● GIVEN REQUEST:
Are you able to retype all the records below exactly?

● DATA FOR THIS EXERCISE:
_ _ _ _ _ _ _
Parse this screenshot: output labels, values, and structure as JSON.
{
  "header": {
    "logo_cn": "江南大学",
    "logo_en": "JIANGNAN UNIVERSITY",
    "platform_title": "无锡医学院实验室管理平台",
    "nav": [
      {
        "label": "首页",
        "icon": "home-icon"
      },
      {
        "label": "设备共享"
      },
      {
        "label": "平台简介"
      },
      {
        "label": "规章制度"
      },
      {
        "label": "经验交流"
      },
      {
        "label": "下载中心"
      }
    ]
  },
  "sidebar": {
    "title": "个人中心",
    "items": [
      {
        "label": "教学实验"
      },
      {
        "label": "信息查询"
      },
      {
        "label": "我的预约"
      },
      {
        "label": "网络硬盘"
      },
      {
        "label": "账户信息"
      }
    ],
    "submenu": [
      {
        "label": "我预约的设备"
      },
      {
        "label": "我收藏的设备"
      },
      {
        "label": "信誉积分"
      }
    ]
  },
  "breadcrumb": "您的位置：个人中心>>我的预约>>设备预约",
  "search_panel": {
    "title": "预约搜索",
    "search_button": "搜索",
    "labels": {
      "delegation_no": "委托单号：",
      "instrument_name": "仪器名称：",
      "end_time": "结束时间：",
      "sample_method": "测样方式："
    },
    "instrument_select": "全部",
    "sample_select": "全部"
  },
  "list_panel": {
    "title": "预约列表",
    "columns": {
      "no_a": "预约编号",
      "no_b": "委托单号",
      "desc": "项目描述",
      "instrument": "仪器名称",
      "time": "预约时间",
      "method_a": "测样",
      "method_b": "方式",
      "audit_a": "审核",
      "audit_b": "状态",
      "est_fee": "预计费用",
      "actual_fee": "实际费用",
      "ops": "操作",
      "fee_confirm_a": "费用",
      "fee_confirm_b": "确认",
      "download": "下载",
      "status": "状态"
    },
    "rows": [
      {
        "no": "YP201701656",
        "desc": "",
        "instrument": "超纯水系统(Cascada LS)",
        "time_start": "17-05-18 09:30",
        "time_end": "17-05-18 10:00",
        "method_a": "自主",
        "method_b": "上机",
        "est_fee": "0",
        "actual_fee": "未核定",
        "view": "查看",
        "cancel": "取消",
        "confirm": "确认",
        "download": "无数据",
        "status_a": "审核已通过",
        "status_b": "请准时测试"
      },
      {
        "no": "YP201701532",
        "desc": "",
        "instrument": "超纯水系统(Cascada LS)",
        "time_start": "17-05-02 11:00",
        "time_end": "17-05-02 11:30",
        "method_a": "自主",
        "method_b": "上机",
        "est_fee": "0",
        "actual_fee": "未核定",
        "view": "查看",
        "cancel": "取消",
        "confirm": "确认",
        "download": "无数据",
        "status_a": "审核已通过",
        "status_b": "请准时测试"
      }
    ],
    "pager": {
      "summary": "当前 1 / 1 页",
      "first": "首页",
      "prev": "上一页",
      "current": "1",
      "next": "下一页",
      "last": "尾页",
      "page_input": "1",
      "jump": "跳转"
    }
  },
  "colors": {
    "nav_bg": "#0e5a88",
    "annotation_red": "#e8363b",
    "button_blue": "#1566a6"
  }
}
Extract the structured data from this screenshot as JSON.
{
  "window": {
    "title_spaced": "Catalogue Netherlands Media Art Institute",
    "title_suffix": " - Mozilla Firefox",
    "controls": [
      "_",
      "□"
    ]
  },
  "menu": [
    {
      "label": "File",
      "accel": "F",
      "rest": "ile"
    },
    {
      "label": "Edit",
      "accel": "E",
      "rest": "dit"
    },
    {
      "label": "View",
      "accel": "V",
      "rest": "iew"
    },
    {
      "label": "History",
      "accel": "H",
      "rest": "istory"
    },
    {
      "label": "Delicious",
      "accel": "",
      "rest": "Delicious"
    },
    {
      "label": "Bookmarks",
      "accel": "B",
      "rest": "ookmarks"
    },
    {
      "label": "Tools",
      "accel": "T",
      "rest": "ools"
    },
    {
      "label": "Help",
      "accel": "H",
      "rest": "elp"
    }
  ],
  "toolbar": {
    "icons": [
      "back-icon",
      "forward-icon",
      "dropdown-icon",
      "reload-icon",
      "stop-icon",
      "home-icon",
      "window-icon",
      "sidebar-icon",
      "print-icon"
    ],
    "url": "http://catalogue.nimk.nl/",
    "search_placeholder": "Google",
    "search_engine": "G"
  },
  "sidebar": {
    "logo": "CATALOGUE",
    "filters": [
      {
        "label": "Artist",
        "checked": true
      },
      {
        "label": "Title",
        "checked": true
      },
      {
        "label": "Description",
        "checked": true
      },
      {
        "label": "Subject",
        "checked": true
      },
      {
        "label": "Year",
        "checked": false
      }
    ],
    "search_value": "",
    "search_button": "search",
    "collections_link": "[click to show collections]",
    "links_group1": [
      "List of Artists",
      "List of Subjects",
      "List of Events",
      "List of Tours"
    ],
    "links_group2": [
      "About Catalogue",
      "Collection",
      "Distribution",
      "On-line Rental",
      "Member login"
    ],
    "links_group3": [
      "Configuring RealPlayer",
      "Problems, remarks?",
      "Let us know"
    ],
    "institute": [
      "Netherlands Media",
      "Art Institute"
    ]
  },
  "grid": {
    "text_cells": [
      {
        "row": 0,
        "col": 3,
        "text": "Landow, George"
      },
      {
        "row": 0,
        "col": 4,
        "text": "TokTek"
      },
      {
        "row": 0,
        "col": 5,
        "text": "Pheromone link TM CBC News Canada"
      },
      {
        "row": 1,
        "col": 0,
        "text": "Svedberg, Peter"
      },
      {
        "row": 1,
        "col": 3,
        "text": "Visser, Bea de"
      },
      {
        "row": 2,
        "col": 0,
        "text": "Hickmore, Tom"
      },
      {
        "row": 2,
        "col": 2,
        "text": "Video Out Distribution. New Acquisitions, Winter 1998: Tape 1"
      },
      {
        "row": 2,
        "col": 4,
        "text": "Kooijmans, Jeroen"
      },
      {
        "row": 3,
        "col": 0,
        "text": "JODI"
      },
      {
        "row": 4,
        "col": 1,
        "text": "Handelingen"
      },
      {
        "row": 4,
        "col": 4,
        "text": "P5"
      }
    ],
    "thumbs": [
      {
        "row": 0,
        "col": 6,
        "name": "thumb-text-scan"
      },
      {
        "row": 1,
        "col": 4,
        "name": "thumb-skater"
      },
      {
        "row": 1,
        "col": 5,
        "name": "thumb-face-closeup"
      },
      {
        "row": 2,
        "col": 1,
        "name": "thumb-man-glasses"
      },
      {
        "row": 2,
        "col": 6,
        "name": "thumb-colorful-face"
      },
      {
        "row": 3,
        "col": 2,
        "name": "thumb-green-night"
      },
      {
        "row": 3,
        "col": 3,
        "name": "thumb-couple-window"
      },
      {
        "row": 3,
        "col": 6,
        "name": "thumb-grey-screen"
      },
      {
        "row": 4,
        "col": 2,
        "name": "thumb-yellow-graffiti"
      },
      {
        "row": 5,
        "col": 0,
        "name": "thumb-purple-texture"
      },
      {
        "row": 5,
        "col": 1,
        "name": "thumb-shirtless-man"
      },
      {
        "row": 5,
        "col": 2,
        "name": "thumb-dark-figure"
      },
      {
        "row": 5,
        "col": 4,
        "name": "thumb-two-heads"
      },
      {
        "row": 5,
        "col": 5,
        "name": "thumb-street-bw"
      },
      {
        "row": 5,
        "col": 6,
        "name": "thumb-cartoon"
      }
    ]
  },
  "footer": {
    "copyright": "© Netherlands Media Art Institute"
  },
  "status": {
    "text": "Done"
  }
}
_ _ _ _ _ _ _
● EXERCISE ANSWER:
Parse this screenshot: output labels, values, and structure as JSON.
{
  "header": {
    "logo_cn": "江南大学",
    "logo_en": "JIANGNAN UNIVERSITY",
    "platform_title": "无锡医学院实验室管理平台",
    "nav": [
      {
        "label": "首页",
        "icon": "home-icon"
      },
      {
        "label": "设备共享"
      },
      {
        "label": "平台简介"
      },
      {
        "label": "规章制度"
      },
      {
        "label": "经验交流"
      },
      {
        "label": "下载中心"
      }
    ]
  },
  "sidebar": {
    "title": "个人中心",
    "items": [
      {
        "label": "教学实验"
      },
      {
        "label": "信息查询"
      },
      {
        "label": "我的预约"
      },
      {
        "label": "网络硬盘"
      },
      {
        "label": "账户信息"
      }
    ],
    "submenu": [
      {
        "label": "我预约的设备"
      },
      {
        "label": "我收藏的设备"
      },
      {
        "label": "信誉积分"
      }
    ]
  },
  "breadcrumb": "您的位置：个人中心>>我的预约>>设备预约",
  "search_panel": {
    "title": "预约搜索",
    "search_button": "搜索",
    "labels": {
      "delegation_no": "委托单号：",
      "instrument_name": "仪器名称：",
      "end_time": "结束时间：",
      "sample_method": "测样方式："
    },
    "instrument_select": "全部",
    "sample_select": "全部"
  },
  "list_panel": {
    "title": "预约列表",
    "columns": {
      "no_a": "预约编号",
      "no_b": "委托单号",
      "desc": "项目描述",
      "instrument": "仪器名称",
      "time": "预约时间",
      "method_a": "测样",
      "method_b": "方式",
      "audit_a": "审核",
      "audit_b": "状态",
      "est_fee": "预计费用",
      "actual_fee": "实际费用",
      "ops": "操作",
      "fee_confirm_a": "费用",
      "fee_confirm_b": "确认",
      "download": "下载",
      "status": "状态"
    },
    "rows": [
      {
        "no": "YP201701656",
        "desc": "",
        "instrument": "超纯水系统(Cascada LS)",
        "time_start": "17-05-18 09:30",
        "time_end": "17-05-18 10:00",
        "method_a": "自主",
        "method_b": "上机",
        "est_fee": "0",
        "actual_fee": "未核定",
        "view": "查看",
        "cancel": "取消",
        "confirm": "确认",
        "download": "无数据",
        "status_a": "审核已通过",
        "status_b": "请准时测试"
      },
      {
        "no": "YP201701532",
        "desc": "",
        "instrument": "超纯水系统(Cascada LS)",
        "time_start": "17-05-02 11:00",
        "time_end": "17-05-02 11:30",
        "method_a": "自主",
        "method_b": "上机",
        "est_fee": "0",
        "actual_fee": "未核定",
        "view": "查看",
        "cancel": "取消",
        "confirm": "确认",
        "download": "无数据",
        "status_a": "审核已通过",
        "status_b": "请准时测试"
      }
    ],
    "pager": {
      "summary": "当前 1 / 1 页",
      "first": "首页",
      "prev": "上一页",
      "current": "1",
      "next": "下一页",
      "last": "尾页",
      "page_input": "1",
      "jump": "跳转"
    }
  },
  "colors": {
    "nav_bg": "#0e5a88",
    "annotation_red": "#e8363b",
    "button_blue": "#1566a6"
  }
}
Extract the structured data from this screenshot as JSON.
{
  "window": {
    "title_spaced": "Catalogue Netherlands Media Art Institute",
    "title_suffix": " - Mozilla Firefox",
    "controls": [
      "_",
      "□"
    ]
  },
  "menu": [
    {
      "label": "File",
      "accel": "F",
      "rest": "ile"
    },
    {
      "label": "Edit",
      "accel": "E",
      "rest": "dit"
    },
    {
      "label": "View",
      "accel": "V",
      "rest": "iew"
    },
    {
      "label": "History",
      "accel": "H",
      "rest": "istory"
    },
    {
      "label": "Delicious",
      "accel": "",
      "rest": "Delicious"
    },
    {
      "label": "Bookmarks",
      "accel": "B",
      "rest": "ookmarks"
    },
    {
      "label": "Tools",
      "accel": "T",
      "rest": "ools"
    },
    {
      "label": "Help",
      "accel": "H",
      "rest": "elp"
    }
  ],
  "toolbar": {
    "icons": [
      "back-icon",
      "forward-icon",
      "dropdown-icon",
      "reload-icon",
      "stop-icon",
      "home-icon",
      "window-icon",
      "sidebar-icon",
      "print-icon"
    ],
    "url": "http://catalogue.nimk.nl/",
    "search_placeholder": "Google",
    "search_engine": "G"
  },
  "sidebar": {
    "logo": "CATALOGUE",
    "filters": [
      {
        "label": "Artist",
        "checked": true
      },
      {
        "label": "Title",
        "checked": true
      },
      {
        "label": "Description",
        "checked": true
      },
      {
        "label": "Subject",
        "checked": true
      },
      {
        "label": "Year",
        "checked": false
      }
    ],
    "search_value": "",
    "search_button": "search",
    "collections_link": "[click to show collections]",
    "links_group1": [
      "List of Artists",
      "List of Subjects",
      "List of Events",
      "List of Tours"
    ],
    "links_group2": [
      "About Catalogue",
      "Collection",
      "Distribution",
      "On-line Rental",
      "Member login"
    ],
    "links_group3": [
      "Configuring RealPlayer",
      "Problems, remarks?",
      "Let us know"
    ],
    "institute": [
      "Netherlands Media",
      "Art Institute"
    ]
  },
  "grid": {
    "text_cells": [
      {
        "row": 0,
        "col": 3,
        "text": "Landow, George"
      },
      {
        "row": 0,
        "col": 4,
        "text": "TokTek"
      },
      {
        "row": 0,
        "col": 5,
        "text": "Pheromone link TM CBC News Canada"
      },
      {
        "row": 1,
        "col": 0,
        "text": "Svedberg, Peter"
      },
      {
        "row": 1,
        "col": 3,
        "text": "Visser, Bea de"
      },
      {
        "row": 2,
        "col": 0,
        "text": "Hickmore, Tom"
      },
      {
        "row": 2,
        "col": 2,
        "text": "Video Out Distribution. New Acquisitions, Winter 1998: Tape 1"
      },
      {
        "row": 2,
        "col": 4,
        "text": "Kooijmans, Jeroen"
      },
      {
        "row": 3,
        "col": 0,
        "text": "JODI"
      },
      {
        "row": 4,
        "col": 1,
        "text": "Handelingen"
      },
      {
        "row": 4,
        "col": 4,
        "text": "P5"
      }
    ],
    "thumbs": [
      {
        "row": 0,
        "col": 6,
        "name": "thumb-text-scan"
      },
      {
        "row": 1,
        "col": 4,
        "name": "thumb-skater"
      },
      {
        "row": 1,
        "col": 5,
        "name": "thumb-face-closeup"
      },
      {
        "row": 2,
        "col": 1,
        "name": "thumb-man-glasses"
      },
      {
        "row": 2,
        "col": 6,
        "name": "thumb-colorful-face"
      },
      {
        "row": 3,
        "col": 2,
        "name": "thumb-green-night"
      },
      {
        "row": 3,
        "col": 3,
        "name": "thumb-couple-window"
      },
      {
        "row": 3,
        "col": 6,
        "name": "thumb-grey-screen"
      },
      {
        "row": 4,
        "col": 2,
        "name": "thumb-yellow-graffiti"
      },
      {
        "row": 5,
        "col": 0,
        "name": "thumb-purple-texture"
      },
      {
        "row": 5,
        "col": 1,
        "name": "thumb-shirtless-man"
      },
      {
        "row": 5,
        "col": 2,
        "name": "thumb-dark-figure"
      },
      {
        "row": 5,
        "col": 4,
        "name": "thumb-two-heads"
      },
      {
        "row": 5,
        "col": 5,
        "name": "thumb-street-bw"
      },
      {
        "row": 5,
        "col": 6,
        "name": "thumb-cartoon"
      }
    ]
  },
  "footer": {
    "copyright": "© Netherlands Media Art Institute"
  },
  "status": {
    "text": "Done"
  }
}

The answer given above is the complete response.